INPUT MATERIAL —
────────────────────
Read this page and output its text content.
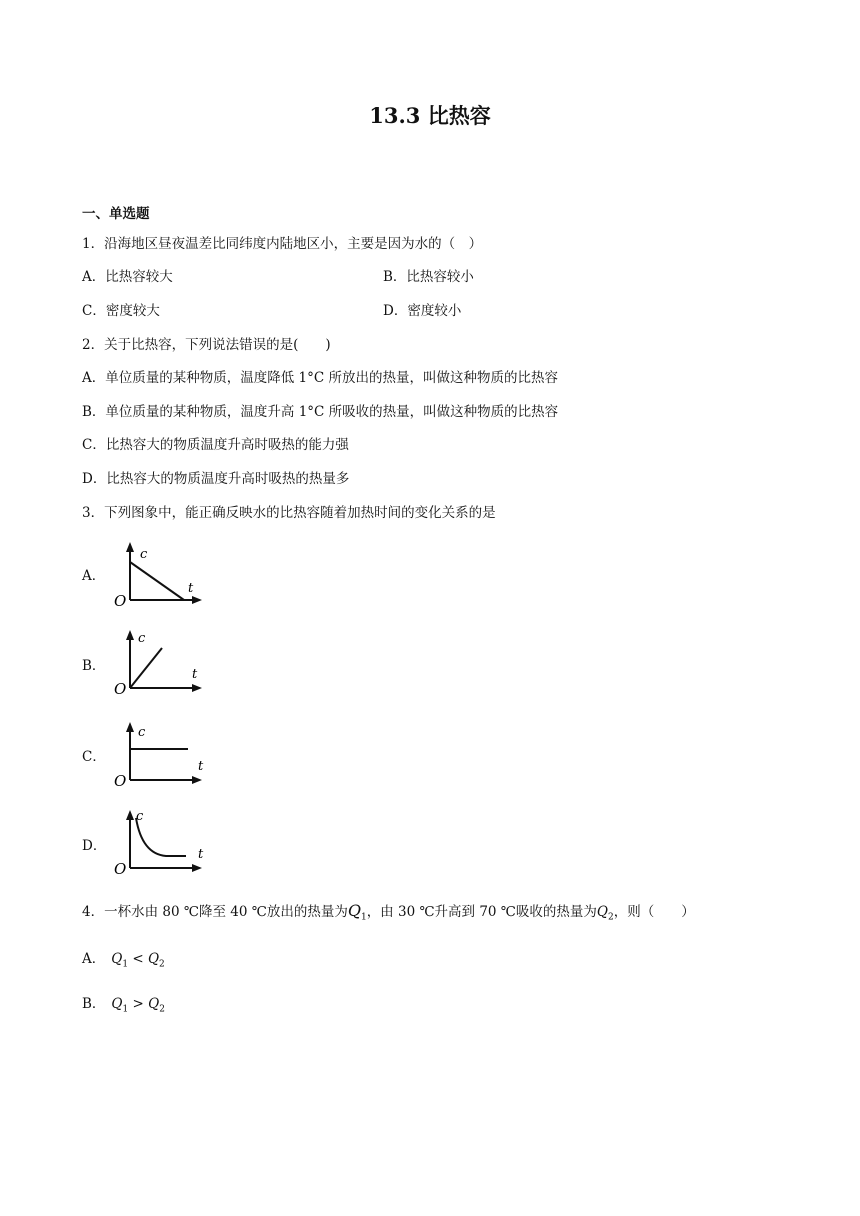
13.3 比热容
一、单选题
1．沿海地区昼夜温差比同纬度内陆地区小，主要是因为水的（　）
A．比热容较大	B．比热容较小
C．密度较大	D．密度较小
2．关于比热容，下列说法错误的是(　　)
A．单位质量的某种物质，温度降低 1°C 所放出的热量，叫做这种物质的比热容
B．单位质量的某种物质，温度升高 1°C 所吸收的热量，叫做这种物质的比热容
C．比热容大的物质温度升高时吸热的能力强
D．比热容大的物质温度升高时吸热的热量多
3．下列图象中，能正确反映水的比热容随着加热时间的变化关系的是
A．
c
t
O
B．
c
t
O
C．
c
t
O
D．
c
t
O
4．一杯水由 80 ℃降至 40 ℃放出的热量为$Q_1$，由 30 ℃升高到 70 ℃吸收的热量为$Q_2$，则（　　）
A． $Q_1 < Q_2$
B． $Q_1 > Q_2$
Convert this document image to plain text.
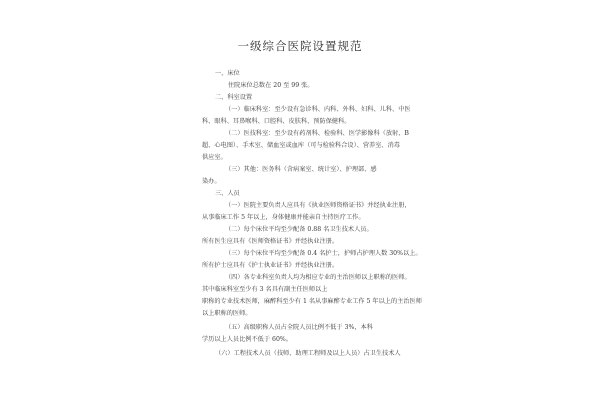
一级综合医院设置规范
一、床位
住院床位总数在 20 至 99 张。
二、科室设置
（一）临床科室：至少设有急诊科、内科、外科、妇科、儿科、中医
科、眼科、耳鼻喉科、口腔科、皮肤科、预防保健科。
（二）医技科室：至少设有药剂科、检验科、医学影像科（放射、B
超、心电图）、手术室、储血室或血库（可与检验科合设）、营养室、消毒
供应室。
（三）其他：医务科（含病案室、统计室）、护理部、感
染办。
三、人员
（一）医院主要负责人应具有《执业医师资格证书》并经执业注册，
从事临床工作 5 年以上，身体健康并能亲自主持医疗工作。
（二）每个床位平均至少配备 0.88 名卫生技术人员。
所有医生应具有《医师资格证书》并经执业注册。
（三）每个床位平均至少配备 0.4 名护士，护师占护理人数 30%以上。
所有护士应具有《护士执业证书》并经执业注册。
（四）各专业科室负责人均为相应专业的主治医师以上职称的医师。
其中临床科室至少有 3 名具有副主任医师以上
职称的专业技术医师，麻醉科至少有 1 名从事麻醉专业工作 5 年以上的主治医师
以上职称的医师。
（五）高级职称人员占全院人员比例不低于 3%，本科
学历以上人员比例不低于 60%。
（六）工程技术人员（技师、助理工程师及以上人员）占卫生技术人
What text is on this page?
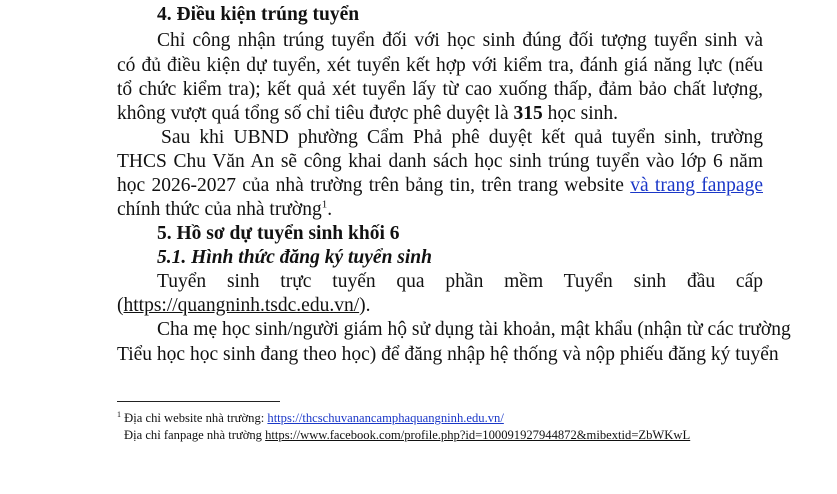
4. Điều kiện trúng tuyển
Chỉ công nhận trúng tuyển đối với học sinh đúng đối tượng tuyển sinh và
có đủ điều kiện dự tuyển, xét tuyển kết hợp với kiểm tra, đánh giá năng lực (nếu
tổ chức kiểm tra); kết quả xét tuyển lấy từ cao xuống thấp, đảm bảo chất lượng,
không vượt quá tổng số chỉ tiêu được phê duyệt là 315 học sinh.
Sau khi UBND phường Cẩm Phả phê duyệt kết quả tuyển sinh, trường
THCS Chu Văn An sẽ công khai danh sách học sinh trúng tuyển vào lớp 6 năm
học 2026-2027 của nhà trường trên bảng tin, trên trang website và trang fanpage
chính thức của nhà trường$^1$.
5. Hồ sơ dự tuyển sinh khối 6
5.1. Hình thức đăng ký tuyển sinh
Tuyển sinh trực tuyến qua phần mềm Tuyển sinh đầu cấp
(https://quangninh.tsdc.edu.vn/).
Cha mẹ học sinh/người giám hộ sử dụng tài khoản, mật khẩu (nhận từ các trường
Tiểu học học sinh đang theo học) để đăng nhập hệ thống và nộp phiếu đăng ký tuyển
$^1$ Địa chỉ website nhà trường: https://thcschuvanancamphaquangninh.edu.vn/
Địa chỉ fanpage nhà trường https://www.facebook.com/profile.php?id=100091927944872&mibextid=ZbWKwL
────────────────────
YOUR OBJECTIVE — Quote the preceding listing precisely and completely, omitting its images.

EXERCISE SOLUTION —
Read this page and output its text content.
13.3 比热容
一、单选题
1．沿海地区昼夜温差比同纬度内陆地区小，主要是因为水的（　）
A．比热容较大	B．比热容较小
C．密度较大	D．密度较小
2．关于比热容，下列说法错误的是(　　)
A．单位质量的某种物质，温度降低 1°C 所放出的热量，叫做这种物质的比热容
B．单位质量的某种物质，温度升高 1°C 所吸收的热量，叫做这种物质的比热容
C．比热容大的物质温度升高时吸热的能力强
D．比热容大的物质温度升高时吸热的热量多
3．下列图象中，能正确反映水的比热容随着加热时间的变化关系的是
A．
c
t
O
B．
c
t
O
C．
c
t
O
D．
c
t
O
4．一杯水由 80 ℃降至 40 ℃放出的热量为$Q_1$，由 30 ℃升高到 70 ℃吸收的热量为$Q_2$，则（　　）
A． $Q_1 < Q_2$
B． $Q_1 > Q_2$
Convert this document image to plain text.
一级综合医院设置规范
一、床位
住院床位总数在 20 至 99 张。
二、科室设置
（一）临床科室：至少设有急诊科、内科、外科、妇科、儿科、中医
科、眼科、耳鼻喉科、口腔科、皮肤科、预防保健科。
（二）医技科室：至少设有药剂科、检验科、医学影像科（放射、B
超、心电图）、手术室、储血室或血库（可与检验科合设）、营养室、消毒
供应室。
（三）其他：医务科（含病案室、统计室）、护理部、感
染办。
三、人员
（一）医院主要负责人应具有《执业医师资格证书》并经执业注册，
从事临床工作 5 年以上，身体健康并能亲自主持医疗工作。
（二）每个床位平均至少配备 0.88 名卫生技术人员。
所有医生应具有《医师资格证书》并经执业注册。
（三）每个床位平均至少配备 0.4 名护士，护师占护理人数 30%以上。
所有护士应具有《护士执业证书》并经执业注册。
（四）各专业科室负责人均为相应专业的主治医师以上职称的医师。
其中临床科室至少有 3 名具有副主任医师以上
职称的专业技术医师，麻醉科至少有 1 名从事麻醉专业工作 5 年以上的主治医师
以上职称的医师。
（五）高级职称人员占全院人员比例不低于 3%，本科
学历以上人员比例不低于 60%。
（六）工程技术人员（技师、助理工程师及以上人员）占卫生技术人
What text is on this page?
4. Điều kiện trúng tuyển
Chỉ công nhận trúng tuyển đối với học sinh đúng đối tượng tuyển sinh và
có đủ điều kiện dự tuyển, xét tuyển kết hợp với kiểm tra, đánh giá năng lực (nếu
tổ chức kiểm tra); kết quả xét tuyển lấy từ cao xuống thấp, đảm bảo chất lượng,
không vượt quá tổng số chỉ tiêu được phê duyệt là 315 học sinh.
Sau khi UBND phường Cẩm Phả phê duyệt kết quả tuyển sinh, trường
THCS Chu Văn An sẽ công khai danh sách học sinh trúng tuyển vào lớp 6 năm
học 2026-2027 của nhà trường trên bảng tin, trên trang website và trang fanpage
chính thức của nhà trường$^1$.
5. Hồ sơ dự tuyển sinh khối 6
5.1. Hình thức đăng ký tuyển sinh
Tuyển sinh trực tuyến qua phần mềm Tuyển sinh đầu cấp
(https://quangninh.tsdc.edu.vn/).
Cha mẹ học sinh/người giám hộ sử dụng tài khoản, mật khẩu (nhận từ các trường
Tiểu học học sinh đang theo học) để đăng nhập hệ thống và nộp phiếu đăng ký tuyển
$^1$ Địa chỉ website nhà trường: https://thcschuvanancamphaquangninh.edu.vn/
Địa chỉ fanpage nhà trường https://www.facebook.com/profile.php?id=100091927944872&mibextid=ZbWKwL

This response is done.